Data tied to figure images
══════════════════════════════
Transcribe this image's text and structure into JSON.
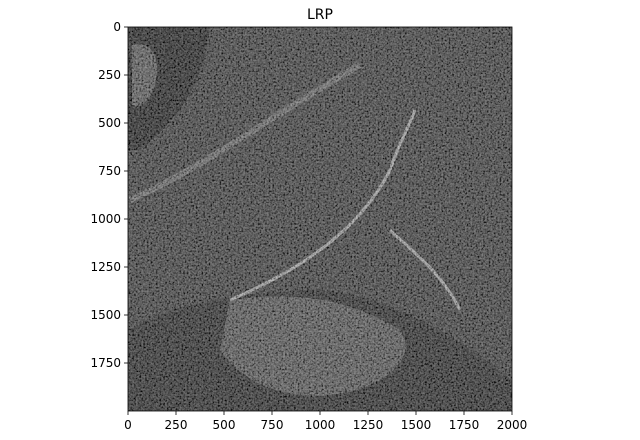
{
  "chart_data": {
    "type": "heatmap",
    "title": "LRP",
    "xlabel": "",
    "ylabel": "",
    "colormap": "gray",
    "xlim": [
      0,
      2000
    ],
    "ylim": [
      2000,
      0
    ],
    "x_ticks": [
      0,
      250,
      500,
      750,
      1000,
      1250,
      1500,
      1750,
      2000
    ],
    "y_ticks": [
      0,
      250,
      500,
      750,
      1000,
      1250,
      1500,
      1750
    ],
    "grid": false,
    "legend": "none"
  }
}
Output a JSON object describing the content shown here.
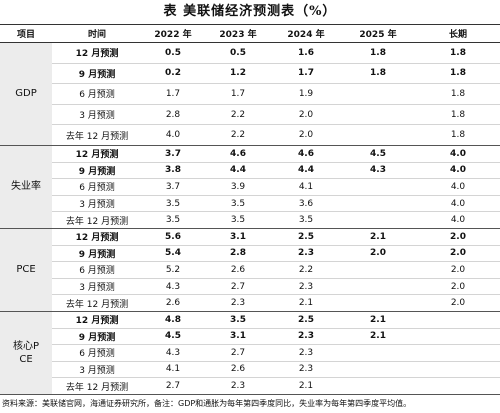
══════════════════════════════
== TASK GOAL ==
Repeat the data in full and exactly. Omit pictures.

== CORRECT RESPONSE ==
Transcribe this image's text and structure into JSON.
{
  "chart_data": {
    "type": "heatmap",
    "title": "LRP",
    "xlabel": "",
    "ylabel": "",
    "colormap": "gray",
    "xlim": [
      0,
      2000
    ],
    "ylim": [
      2000,
      0
    ],
    "x_ticks": [
      0,
      250,
      500,
      750,
      1000,
      1250,
      1500,
      1750,
      2000
    ],
    "y_ticks": [
      0,
      250,
      500,
      750,
      1000,
      1250,
      1500,
      1750
    ],
    "grid": false,
    "legend": "none"
  }
}
Output a JSON object describing the content shown here.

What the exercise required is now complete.